Direction 1.
Reproduce the records below verbatim, everything from the first line down to the line containing "device-list: 00067925625469 00014234986729", with both ends included.

Source.
::::::::
Production readiness for AI now depends on control evidence, not enthusiasm. Enterprises should require proof that safety constraints, security controls, and identity checks work together under realistic workflows. If the AI can access sensitive systems, then logging, least privilege, and exception handling must be demonstrable before scale-up. The practitioner lesson is to make evidence, not intent, the deployment threshold.
What this signals
AI governance teams should expect the control conversation to move from model behaviour alone to delegated access, tool permissions, and session scope. That shift matters because once an AI system can touch enterprise systems, the control surface looks much closer to privileged access management than to a pure software review. The practical implication is that AI readiness now depends on identity evidence, not just policy language.
Governance debt: the gap between what an AI system is allowed to do in practice and what the organisation can prove it approved. That gap widens quickly when coding assistants and MCP-connected tools inherit broad access from users or services. Enterprises that cannot evidence least privilege for AI tooling should assume their deployment will outpace their governance model.
For teams managing identity-heavy environments, AI controls should be assessed alongside secrets management, logging, and exception handling. If a model, agent, or assistant can reach credentials, then the issue is no longer only AI risk, it is identity risk with AI acceleration. The next phase of maturity is to connect AI access decisions to existing identity review and incident processes.
For practitioners
- Separate safety gates from security gates Define distinct approval criteria for harmful-output risk and adversarial misuse risk before any AI system reaches production. Tie the two gates to different owners, test cases, and escalation paths.
::::::::
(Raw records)
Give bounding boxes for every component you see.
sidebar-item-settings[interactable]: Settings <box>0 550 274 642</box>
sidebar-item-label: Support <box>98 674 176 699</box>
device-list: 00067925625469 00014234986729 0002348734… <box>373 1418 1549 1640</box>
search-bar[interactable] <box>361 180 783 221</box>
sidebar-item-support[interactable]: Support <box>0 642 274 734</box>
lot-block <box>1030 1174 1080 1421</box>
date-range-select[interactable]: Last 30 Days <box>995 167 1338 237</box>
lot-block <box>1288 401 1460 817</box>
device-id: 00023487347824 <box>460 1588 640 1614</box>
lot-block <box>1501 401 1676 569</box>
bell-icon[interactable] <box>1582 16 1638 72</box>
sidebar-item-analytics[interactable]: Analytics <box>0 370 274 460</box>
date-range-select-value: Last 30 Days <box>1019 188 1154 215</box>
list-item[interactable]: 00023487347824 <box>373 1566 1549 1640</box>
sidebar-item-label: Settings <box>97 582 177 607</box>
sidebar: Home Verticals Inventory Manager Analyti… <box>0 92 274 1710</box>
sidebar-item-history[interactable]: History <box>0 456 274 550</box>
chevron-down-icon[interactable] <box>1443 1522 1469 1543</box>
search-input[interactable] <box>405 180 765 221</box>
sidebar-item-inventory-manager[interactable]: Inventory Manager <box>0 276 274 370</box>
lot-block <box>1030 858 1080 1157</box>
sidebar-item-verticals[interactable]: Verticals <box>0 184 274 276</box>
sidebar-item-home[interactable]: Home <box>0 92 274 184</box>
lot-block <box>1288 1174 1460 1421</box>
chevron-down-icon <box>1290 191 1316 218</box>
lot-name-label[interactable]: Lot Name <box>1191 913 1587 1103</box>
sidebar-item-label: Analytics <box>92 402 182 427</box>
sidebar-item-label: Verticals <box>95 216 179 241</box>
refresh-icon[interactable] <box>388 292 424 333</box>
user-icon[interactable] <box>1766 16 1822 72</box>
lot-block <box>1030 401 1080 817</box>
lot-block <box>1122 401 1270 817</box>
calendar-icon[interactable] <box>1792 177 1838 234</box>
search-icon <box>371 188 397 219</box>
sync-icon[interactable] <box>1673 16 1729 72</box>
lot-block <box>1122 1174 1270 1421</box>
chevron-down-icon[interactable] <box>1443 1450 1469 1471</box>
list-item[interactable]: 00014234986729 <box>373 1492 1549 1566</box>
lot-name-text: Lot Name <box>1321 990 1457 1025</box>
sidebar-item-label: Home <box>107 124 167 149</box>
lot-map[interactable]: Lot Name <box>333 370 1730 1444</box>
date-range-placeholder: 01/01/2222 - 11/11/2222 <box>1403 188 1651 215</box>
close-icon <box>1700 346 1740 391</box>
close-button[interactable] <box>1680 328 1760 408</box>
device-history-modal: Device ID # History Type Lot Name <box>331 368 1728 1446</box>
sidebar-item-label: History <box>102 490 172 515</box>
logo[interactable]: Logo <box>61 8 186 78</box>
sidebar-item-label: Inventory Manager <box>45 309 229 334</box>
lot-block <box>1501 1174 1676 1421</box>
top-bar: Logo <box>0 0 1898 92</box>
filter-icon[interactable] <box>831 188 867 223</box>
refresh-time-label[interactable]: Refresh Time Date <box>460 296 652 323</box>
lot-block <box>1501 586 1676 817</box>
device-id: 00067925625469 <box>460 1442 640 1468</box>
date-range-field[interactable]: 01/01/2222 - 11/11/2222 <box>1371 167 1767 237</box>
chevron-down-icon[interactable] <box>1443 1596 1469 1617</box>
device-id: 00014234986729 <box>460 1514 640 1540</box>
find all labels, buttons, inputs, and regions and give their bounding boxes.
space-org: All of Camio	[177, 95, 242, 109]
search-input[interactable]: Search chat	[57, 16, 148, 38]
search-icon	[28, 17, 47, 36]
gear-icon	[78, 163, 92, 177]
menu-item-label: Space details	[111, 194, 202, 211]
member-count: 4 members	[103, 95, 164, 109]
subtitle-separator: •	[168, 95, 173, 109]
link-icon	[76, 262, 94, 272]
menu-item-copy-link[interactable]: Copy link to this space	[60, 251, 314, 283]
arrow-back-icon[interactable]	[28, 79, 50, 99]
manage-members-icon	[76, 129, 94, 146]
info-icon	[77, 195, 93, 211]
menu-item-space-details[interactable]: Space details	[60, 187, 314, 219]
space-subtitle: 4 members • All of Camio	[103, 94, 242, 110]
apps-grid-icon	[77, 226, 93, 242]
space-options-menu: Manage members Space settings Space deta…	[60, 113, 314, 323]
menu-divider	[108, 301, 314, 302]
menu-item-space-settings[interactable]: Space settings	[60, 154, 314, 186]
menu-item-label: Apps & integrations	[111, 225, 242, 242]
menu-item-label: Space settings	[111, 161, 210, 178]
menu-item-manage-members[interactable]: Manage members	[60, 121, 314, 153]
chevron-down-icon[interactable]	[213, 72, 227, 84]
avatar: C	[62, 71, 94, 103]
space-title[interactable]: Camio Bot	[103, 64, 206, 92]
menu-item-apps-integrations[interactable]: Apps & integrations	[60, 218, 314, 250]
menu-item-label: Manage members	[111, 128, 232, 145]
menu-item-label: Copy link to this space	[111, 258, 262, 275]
::::::::
Direction 2.
Rewrite everything in the AI governance text above from "What this signals" down to "just policy language.", changing "delegated access" to "delegated authority".

Correct output 1.
Give bounding boxes for every component you see.
sidebar-item-settings[interactable]: Settings <box>0 550 274 642</box>
sidebar-item-label: Support <box>98 674 176 699</box>
device-list: 00067925625469 00014234986729 0002348734… <box>373 1418 1549 1640</box>

Correct output 2.
What this signals
AI governance teams should expect the control conversation to move from model behaviour alone to delegated authority, tool permissions, and session scope. That shift matters because once an AI system can touch enterprise systems, the control surface looks much closer to privileged access management than to a pure software review. The practical implication is that AI readiness now depends on identity evidence, not just policy language.